> [Problem to work on]: Every line below should be copied exactly; drop the pictures.

> [The data]:
__________

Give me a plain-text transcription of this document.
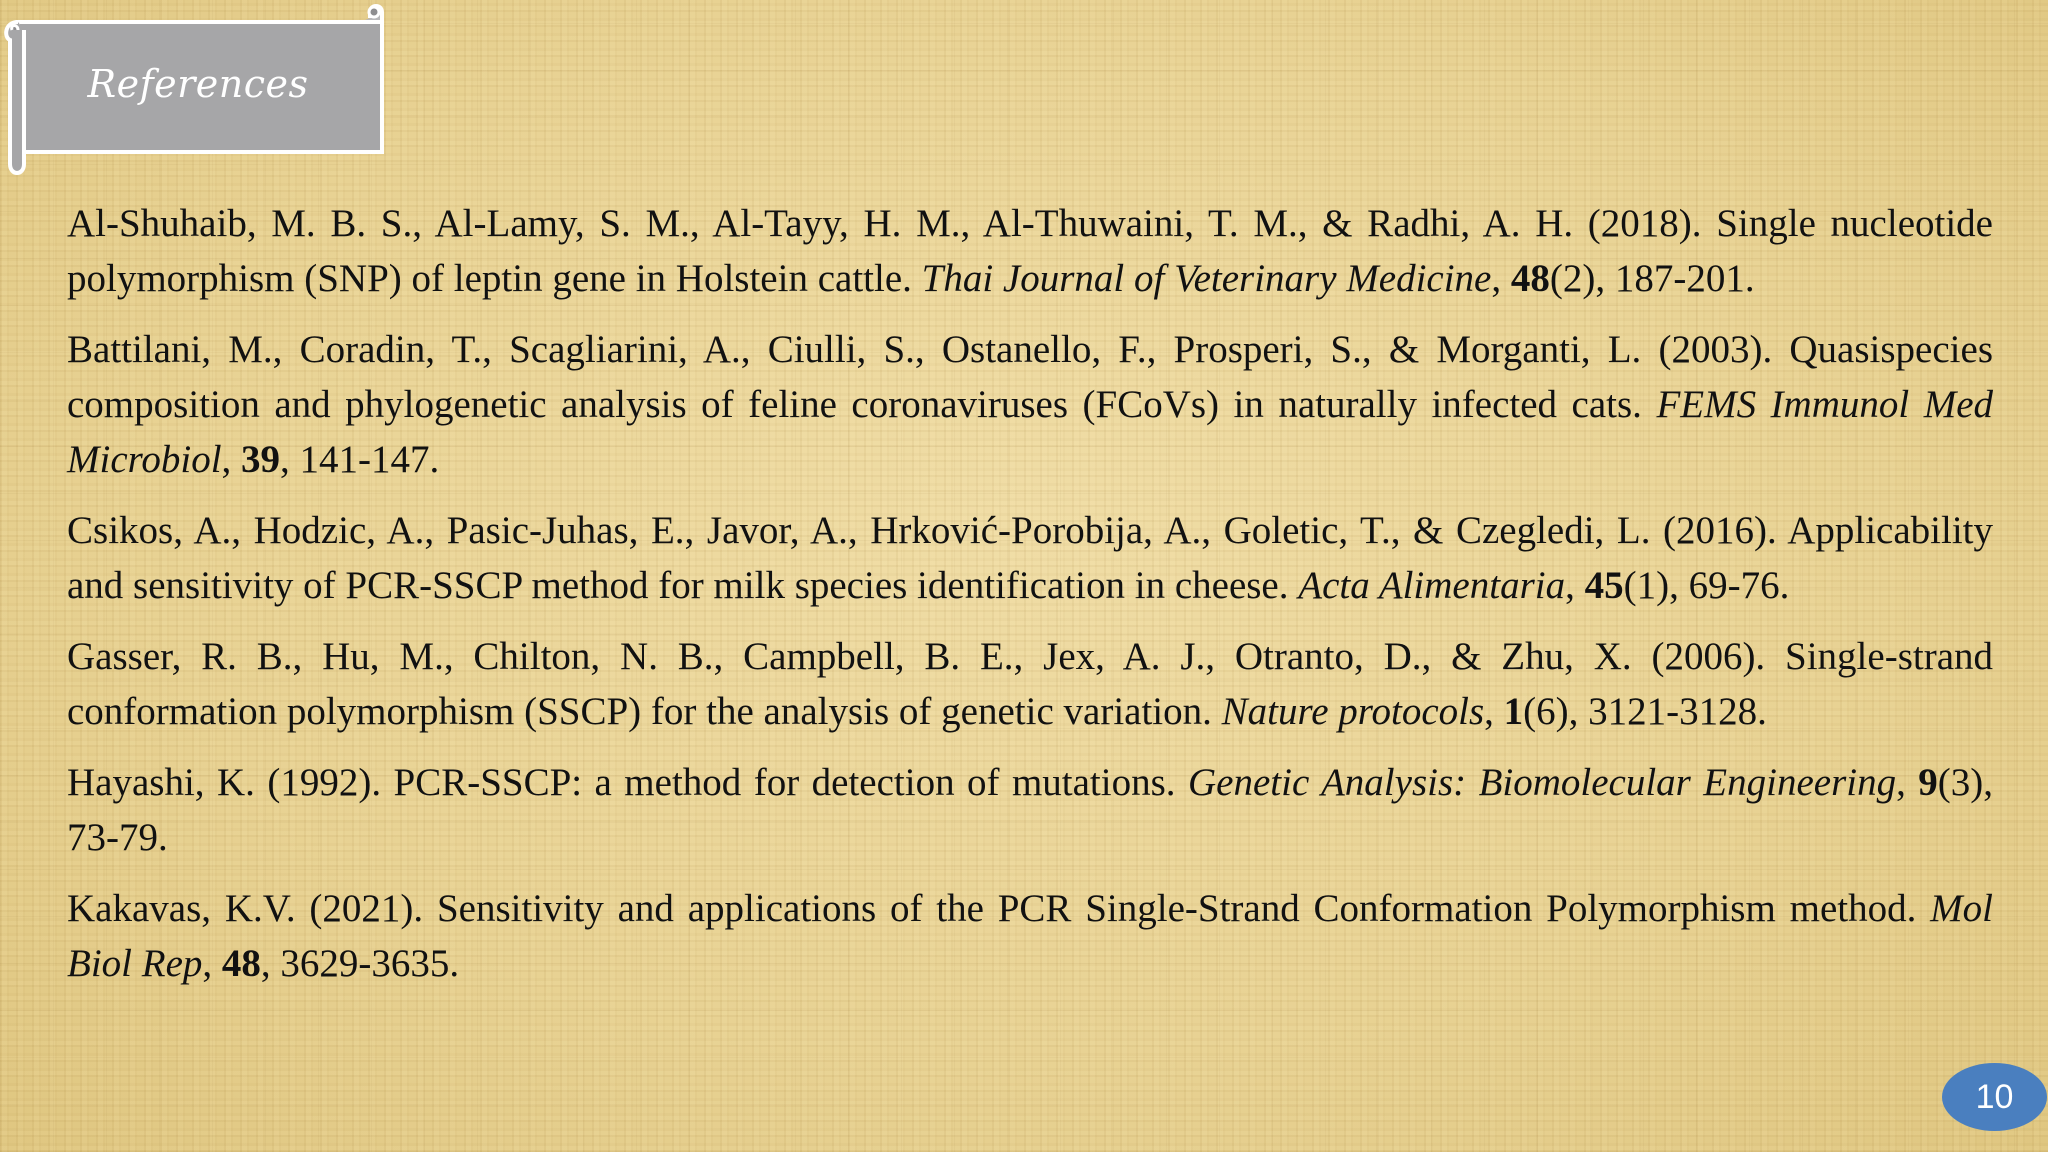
References

Al-Shuhaib, M. B. S., Al-Lamy, S. M., Al-Tayy, H. M., Al-Thuwaini, T. M., & Radhi, A. H. (2018). Single nucleotide polymorphism (SNP) of leptin gene in Holstein cattle. Thai Journal of Veterinary Medicine, 48(2), 187-201.

Battilani, M., Coradin, T., Scagliarini, A., Ciulli, S., Ostanello, F., Prosperi, S., & Morganti, L. (2003). Quasispecies composition and phylogenetic analysis of feline coronaviruses (FCoVs) in naturally infected cats. FEMS Immunol Med Microbiol, 39, 141-147.

Csikos, A., Hodzic, A., Pasic-Juhas, E., Javor, A., Hrković-Porobija, A., Goletic, T., & Czegledi, L. (2016). Applicability and sensitivity of PCR-SSCP method for milk species identification in cheese. Acta Alimentaria, 45(1), 69-76.

Gasser, R. B., Hu, M., Chilton, N. B., Campbell, B. E., Jex, A. J., Otranto, D., & Zhu, X. (2006). Single-strand conformation polymorphism (SSCP) for the analysis of genetic variation. Nature protocols, 1(6), 3121-3128.

Hayashi, K. (1992). PCR-SSCP: a method for detection of mutations. Genetic Analysis: Biomolecular Engineering, 9(3), 73-79.

Kakavas, K.V. (2021). Sensitivity and applications of the PCR Single-Strand Conformation Polymorphism method. Mol Biol Rep, 48, 3629-3635.

10
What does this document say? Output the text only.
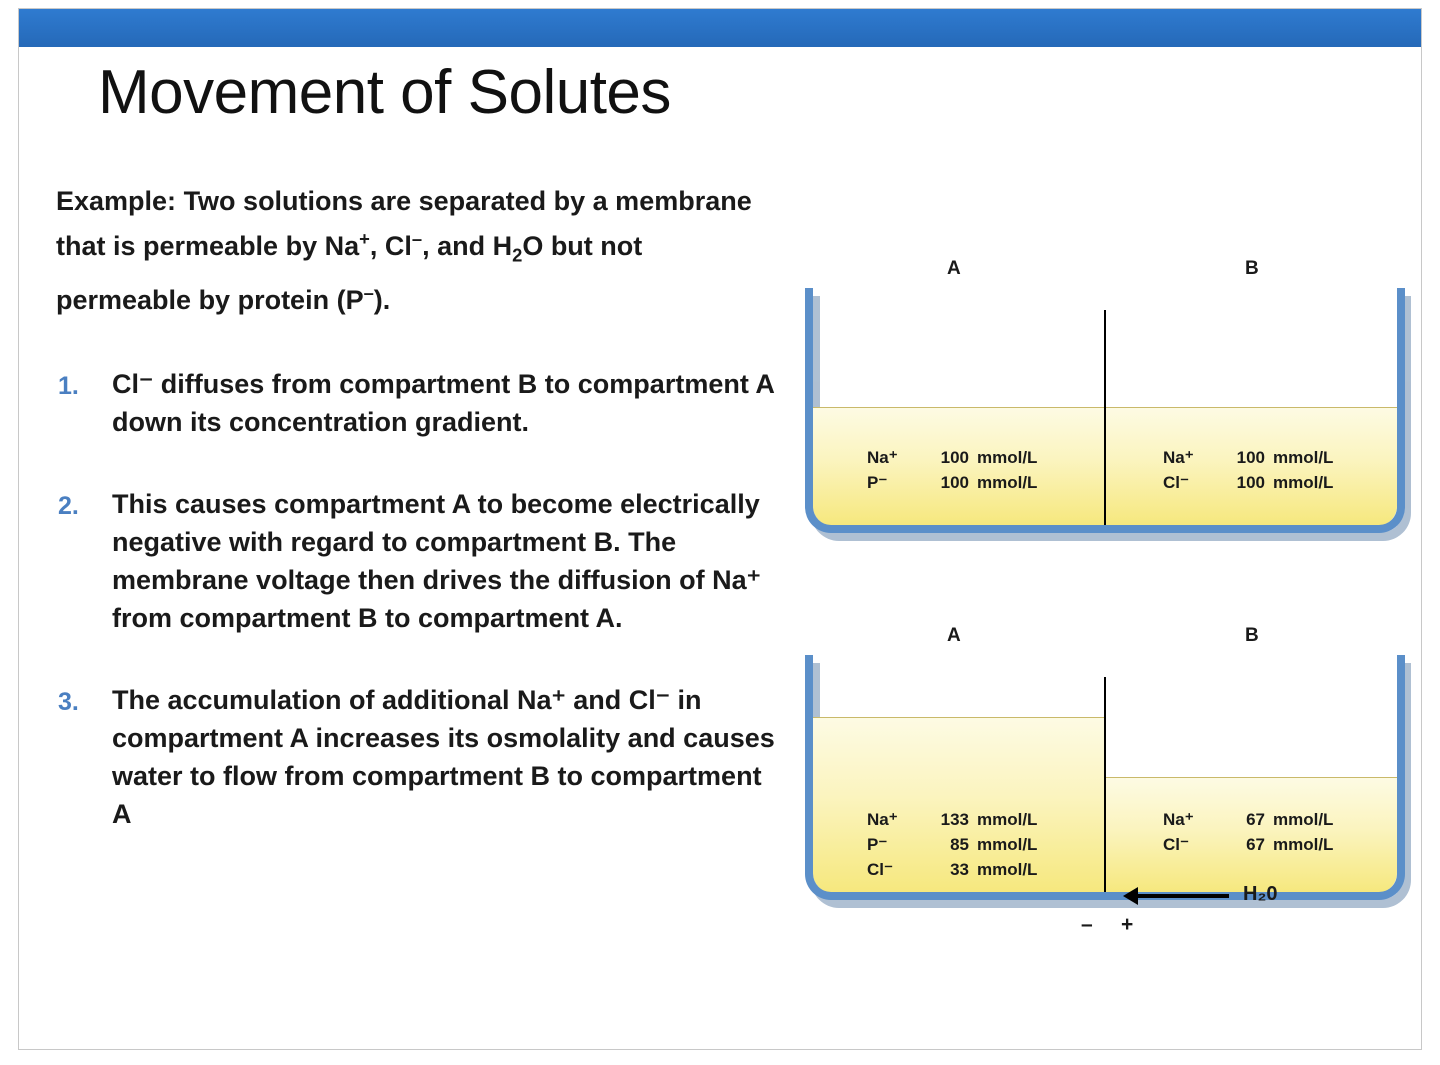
Movement of Solutes

Example: Two solutions are separated by a membrane that is permeable by Na+, Cl–, and $H_2O$ but not permeable by protein (P–).

1.	Cl⁻ diffuses from compartment B to compartment A down its concentration gradient.
2.	This causes compartment A to become electrically negative with regard to compartment B. The membrane voltage then drives the diffusion of Na⁺ from compartment B to compartment A.
3.	The accumulation of additional Na⁺ and Cl⁻ in compartment A increases its osmolality and causes water to flow from compartment B to compartment A
A	B
Na⁺	100 mmol/L
P⁻	100 mmol/L
Na⁺	100 mmol/L
Cl⁻	100 mmol/L
A	B
Na⁺	133 mmol/L
P⁻	85 mmol/L
Cl⁻	33 mmol/L
Na⁺	67 mmol/L
Cl⁻	67 mmol/L
H₂0
– +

__________

> [Your solution]:
Give me a plain-text transcription of this document.
References

Al-Shuhaib, M. B. S., Al-Lamy, S. M., Al-Tayy, H. M., Al-Thuwaini, T. M., & Radhi, A. H. (2018). Single nucleotide polymorphism (SNP) of leptin gene in Holstein cattle. Thai Journal of Veterinary Medicine, 48(2), 187-201.

Battilani, M., Coradin, T., Scagliarini, A., Ciulli, S., Ostanello, F., Prosperi, S., & Morganti, L. (2003). Quasispecies composition and phylogenetic analysis of feline coronaviruses (FCoVs) in naturally infected cats. FEMS Immunol Med Microbiol, 39, 141-147.

Csikos, A., Hodzic, A., Pasic-Juhas, E., Javor, A., Hrković-Porobija, A., Goletic, T., & Czegledi, L. (2016). Applicability and sensitivity of PCR-SSCP method for milk species identification in cheese. Acta Alimentaria, 45(1), 69-76.

Gasser, R. B., Hu, M., Chilton, N. B., Campbell, B. E., Jex, A. J., Otranto, D., & Zhu, X. (2006). Single-strand conformation polymorphism (SSCP) for the analysis of genetic variation. Nature protocols, 1(6), 3121-3128.

Hayashi, K. (1992). PCR-SSCP: a method for detection of mutations. Genetic Analysis: Biomolecular Engineering, 9(3), 73-79.

Kakavas, K.V. (2021). Sensitivity and applications of the PCR Single-Strand Conformation Polymorphism method. Mol Biol Rep, 48, 3629-3635.

10
What does this document say? Output the text only.
Movement of Solutes

Example: Two solutions are separated by a membrane that is permeable by Na+, Cl–, and $H_2O$ but not permeable by protein (P–).

1.	Cl⁻ diffuses from compartment B to compartment A down its concentration gradient.
2.	This causes compartment A to become electrically negative with regard to compartment B. The membrane voltage then drives the diffusion of Na⁺ from compartment B to compartment A.
3.	The accumulation of additional Na⁺ and Cl⁻ in compartment A increases its osmolality and causes water to flow from compartment B to compartment A
A	B
Na⁺	100 mmol/L
P⁻	100 mmol/L
Na⁺	100 mmol/L
Cl⁻	100 mmol/L
A	B
Na⁺	133 mmol/L
P⁻	85 mmol/L
Cl⁻	33 mmol/L
Na⁺	67 mmol/L
Cl⁻	67 mmol/L
H₂0
– +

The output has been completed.